### WORK TO BE COMPLETED
Restate the whole listing exactly.

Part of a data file

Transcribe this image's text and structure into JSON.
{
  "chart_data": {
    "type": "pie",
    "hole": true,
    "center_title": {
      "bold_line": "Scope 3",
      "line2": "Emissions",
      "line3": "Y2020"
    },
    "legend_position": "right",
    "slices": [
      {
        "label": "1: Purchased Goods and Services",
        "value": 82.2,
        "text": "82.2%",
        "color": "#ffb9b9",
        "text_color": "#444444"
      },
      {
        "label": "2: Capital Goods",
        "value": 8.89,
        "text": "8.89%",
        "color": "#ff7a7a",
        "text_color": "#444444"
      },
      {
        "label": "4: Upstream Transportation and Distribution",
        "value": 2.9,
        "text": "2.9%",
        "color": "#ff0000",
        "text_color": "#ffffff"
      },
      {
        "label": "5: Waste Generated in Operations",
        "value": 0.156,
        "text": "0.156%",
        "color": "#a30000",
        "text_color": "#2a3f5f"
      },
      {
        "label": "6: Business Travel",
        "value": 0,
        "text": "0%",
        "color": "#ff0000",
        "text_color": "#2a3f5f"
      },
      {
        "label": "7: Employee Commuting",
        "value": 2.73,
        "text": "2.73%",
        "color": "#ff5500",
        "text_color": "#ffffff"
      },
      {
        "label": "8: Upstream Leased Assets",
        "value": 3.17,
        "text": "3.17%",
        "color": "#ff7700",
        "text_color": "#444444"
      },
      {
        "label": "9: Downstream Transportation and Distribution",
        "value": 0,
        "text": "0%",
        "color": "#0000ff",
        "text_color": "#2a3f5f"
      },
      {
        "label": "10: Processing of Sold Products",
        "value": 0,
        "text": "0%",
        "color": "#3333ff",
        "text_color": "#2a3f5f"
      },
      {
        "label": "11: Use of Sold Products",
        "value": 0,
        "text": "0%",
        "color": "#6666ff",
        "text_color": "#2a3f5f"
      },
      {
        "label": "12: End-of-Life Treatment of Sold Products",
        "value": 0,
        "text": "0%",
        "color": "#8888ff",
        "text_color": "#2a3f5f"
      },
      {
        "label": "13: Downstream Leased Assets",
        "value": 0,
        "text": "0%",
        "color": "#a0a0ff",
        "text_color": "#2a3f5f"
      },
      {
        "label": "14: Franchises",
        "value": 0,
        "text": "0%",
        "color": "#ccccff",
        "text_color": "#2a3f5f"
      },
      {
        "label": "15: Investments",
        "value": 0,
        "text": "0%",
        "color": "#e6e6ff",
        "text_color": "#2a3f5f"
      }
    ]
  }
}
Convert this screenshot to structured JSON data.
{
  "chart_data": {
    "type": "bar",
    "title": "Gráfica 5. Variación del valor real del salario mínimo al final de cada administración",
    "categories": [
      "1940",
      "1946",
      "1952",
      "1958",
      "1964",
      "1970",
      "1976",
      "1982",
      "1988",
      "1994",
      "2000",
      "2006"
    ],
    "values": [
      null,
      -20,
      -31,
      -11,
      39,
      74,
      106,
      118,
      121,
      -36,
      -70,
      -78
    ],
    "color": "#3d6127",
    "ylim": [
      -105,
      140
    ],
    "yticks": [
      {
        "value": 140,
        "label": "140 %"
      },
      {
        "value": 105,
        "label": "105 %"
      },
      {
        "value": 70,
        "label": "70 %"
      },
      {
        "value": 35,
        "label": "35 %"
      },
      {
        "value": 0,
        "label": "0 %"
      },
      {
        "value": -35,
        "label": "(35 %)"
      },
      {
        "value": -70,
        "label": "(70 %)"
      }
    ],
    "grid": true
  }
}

### CORRECT OUTPUT
Transcribe this image's text and structure into JSON.
{
  "chart_data": {
    "type": "pie",
    "hole": true,
    "center_title": {
      "bold_line": "Scope 3",
      "line2": "Emissions",
      "line3": "Y2020"
    },
    "legend_position": "right",
    "slices": [
      {
        "label": "1: Purchased Goods and Services",
        "value": 82.2,
        "text": "82.2%",
        "color": "#ffb9b9",
        "text_color": "#444444"
      },
      {
        "label": "2: Capital Goods",
        "value": 8.89,
        "text": "8.89%",
        "color": "#ff7a7a",
        "text_color": "#444444"
      },
      {
        "label": "4: Upstream Transportation and Distribution",
        "value": 2.9,
        "text": "2.9%",
        "color": "#ff0000",
        "text_color": "#ffffff"
      },
      {
        "label": "5: Waste Generated in Operations",
        "value": 0.156,
        "text": "0.156%",
        "color": "#a30000",
        "text_color": "#2a3f5f"
      },
      {
        "label": "6: Business Travel",
        "value": 0,
        "text": "0%",
        "color": "#ff0000",
        "text_color": "#2a3f5f"
      },
      {
        "label": "7: Employee Commuting",
        "value": 2.73,
        "text": "2.73%",
        "color": "#ff5500",
        "text_color": "#ffffff"
      },
      {
        "label": "8: Upstream Leased Assets",
        "value": 3.17,
        "text": "3.17%",
        "color": "#ff7700",
        "text_color": "#444444"
      },
      {
        "label": "9: Downstream Transportation and Distribution",
        "value": 0,
        "text": "0%",
        "color": "#0000ff",
        "text_color": "#2a3f5f"
      },
      {
        "label": "10: Processing of Sold Products",
        "value": 0,
        "text": "0%",
        "color": "#3333ff",
        "text_color": "#2a3f5f"
      },
      {
        "label": "11: Use of Sold Products",
        "value": 0,
        "text": "0%",
        "color": "#6666ff",
        "text_color": "#2a3f5f"
      },
      {
        "label": "12: End-of-Life Treatment of Sold Products",
        "value": 0,
        "text": "0%",
        "color": "#8888ff",
        "text_color": "#2a3f5f"
      },
      {
        "label": "13: Downstream Leased Assets",
        "value": 0,
        "text": "0%",
        "color": "#a0a0ff",
        "text_color": "#2a3f5f"
      },
      {
        "label": "14: Franchises",
        "value": 0,
        "text": "0%",
        "color": "#ccccff",
        "text_color": "#2a3f5f"
      },
      {
        "label": "15: Investments",
        "value": 0,
        "text": "0%",
        "color": "#e6e6ff",
        "text_color": "#2a3f5f"
      }
    ]
  }
}
Convert this screenshot to structured JSON data.
{
  "chart_data": {
    "type": "bar",
    "title": "Gráfica 5. Variación del valor real del salario mínimo al final de cada administración",
    "categories": [
      "1940",
      "1946",
      "1952",
      "1958",
      "1964",
      "1970",
      "1976",
      "1982",
      "1988",
      "1994",
      "2000",
      "2006"
    ],
    "values": [
      null,
      -20,
      -31,
      -11,
      39,
      74,
      106,
      118,
      121,
      -36,
      -70,
      -78
    ],
    "color": "#3d6127",
    "ylim": [
      -105,
      140
    ],
    "yticks": [
      {
        "value": 140,
        "label": "140 %"
      },
      {
        "value": 105,
        "label": "105 %"
      },
      {
        "value": 70,
        "label": "70 %"
      },
      {
        "value": 35,
        "label": "35 %"
      },
      {
        "value": 0,
        "label": "0 %"
      },
      {
        "value": -35,
        "label": "(35 %)"
      },
      {
        "value": -70,
        "label": "(70 %)"
      }
    ],
    "grid": true
  }
}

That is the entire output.